| DOCUMENT EXTRACT |
Type Confusion in Actix with Cockroachdb

Type confusion in an Actix web service that uses CockroachDB typically occurs when runtime types do not match expected types during deserialization or query binding. Because CockroachDB is PostgreSQL-wire compatible, Actix applications often interact with it using PostgreSQL drivers and ORMs that map SQL rows into Rust structs. If deserialization or row mapping relies on unchecked or loosely-typed data, an attacker can supply values that cause the application to interpret a field as a different type. This can lead to logic bypasses, unauthorized access, or unexpected behavior in authorization checks such as BOLA/IDOR checks mapped from API identifiers to database identifiers.

For example, consider an endpoint like /api/users/{user_id} that retrieves a user profile. The route parameter user_id is often parsed as a numeric type and bound into a SQL query such as SELECT id, role, tenant_id FROM users WHERE id = $1. If the application deserializes the row into a loosely-typed structure or uses an ORM that allows type-agnostic field access, an attacker who can influence the query (for example, via a compromised cache, a secondary input source, or a stored representation) may supply a string where an integer is expected. The runtime may then misclassify the value, treating a string as an integer or vice versa, which can inadvertently satisfy an authorization check or bypass a cast comparison, effectively performing an IDOR or escalating privilege through incorrect type-based guards.

| LISTED RECORDS |

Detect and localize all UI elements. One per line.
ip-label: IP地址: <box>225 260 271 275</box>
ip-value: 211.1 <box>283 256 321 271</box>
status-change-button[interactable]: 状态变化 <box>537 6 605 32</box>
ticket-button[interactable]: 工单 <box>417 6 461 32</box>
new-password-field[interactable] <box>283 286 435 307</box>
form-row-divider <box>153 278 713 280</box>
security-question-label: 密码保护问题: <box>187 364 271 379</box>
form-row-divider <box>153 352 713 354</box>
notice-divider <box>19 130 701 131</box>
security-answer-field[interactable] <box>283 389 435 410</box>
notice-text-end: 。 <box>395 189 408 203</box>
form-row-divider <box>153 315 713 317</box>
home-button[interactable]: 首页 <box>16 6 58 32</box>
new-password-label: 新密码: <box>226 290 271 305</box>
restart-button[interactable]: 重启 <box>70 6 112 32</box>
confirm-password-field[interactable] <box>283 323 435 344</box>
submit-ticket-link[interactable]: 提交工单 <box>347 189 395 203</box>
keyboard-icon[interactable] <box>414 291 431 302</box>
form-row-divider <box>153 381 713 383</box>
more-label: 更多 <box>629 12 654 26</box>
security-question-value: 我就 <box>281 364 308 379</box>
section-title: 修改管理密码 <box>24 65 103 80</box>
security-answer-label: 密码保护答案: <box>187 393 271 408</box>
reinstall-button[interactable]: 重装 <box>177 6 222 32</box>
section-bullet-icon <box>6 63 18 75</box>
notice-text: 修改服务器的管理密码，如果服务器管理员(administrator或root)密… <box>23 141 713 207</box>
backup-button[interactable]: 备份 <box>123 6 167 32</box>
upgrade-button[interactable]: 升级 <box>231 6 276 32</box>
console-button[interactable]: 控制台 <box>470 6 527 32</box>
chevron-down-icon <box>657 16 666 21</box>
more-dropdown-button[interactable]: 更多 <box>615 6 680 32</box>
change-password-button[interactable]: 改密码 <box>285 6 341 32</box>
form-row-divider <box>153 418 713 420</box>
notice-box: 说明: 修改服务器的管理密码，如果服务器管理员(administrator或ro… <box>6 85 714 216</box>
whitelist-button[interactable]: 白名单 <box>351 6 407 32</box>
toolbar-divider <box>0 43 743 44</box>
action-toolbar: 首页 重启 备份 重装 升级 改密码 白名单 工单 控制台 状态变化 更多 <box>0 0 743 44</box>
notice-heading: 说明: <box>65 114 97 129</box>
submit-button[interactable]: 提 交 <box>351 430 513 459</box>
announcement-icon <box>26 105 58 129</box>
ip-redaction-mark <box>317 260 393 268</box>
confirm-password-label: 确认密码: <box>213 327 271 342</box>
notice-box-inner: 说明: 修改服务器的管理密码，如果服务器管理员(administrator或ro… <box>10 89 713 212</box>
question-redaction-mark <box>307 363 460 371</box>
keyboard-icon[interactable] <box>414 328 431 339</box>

| ACTIONS TO TAKE |
A. According to the article on type confusion in Actix with CockroachDB, why do Actix applications often use PostgreSQL drivers and ORMs to interact with CockroachDB? Answer in one to three sentences.
B. Resume the article on type confusion in Actix with CockroachDB, starting after its final sentence.

| ANSWERS FOR THE EXERCISE |
A. Actix applications often use PostgreSQL drivers and ORMs with CockroachDB because CockroachDB is PostgreSQL-wire compatible. Those drivers and ORMs then map SQL rows into Rust structs.

B.
When OpenAPI/Swagger specs are involved, type confusion can be amplified if the spec defines parameters or response schemas with numeric types but the runtime deserialization layer does not enforce strict matching. Cross-references in the spec may map to database columns with differing types, and if the scanning process identifies mismatches between declared types and actual query bindings, the exposure becomes evident. Because middleBrick tests unauthenticated attack surfaces, it can surface these inconsistencies by detecting unexpected type-driven behavior across the 12 security checks, including Property Authorization and Input Validation, without requiring credentials.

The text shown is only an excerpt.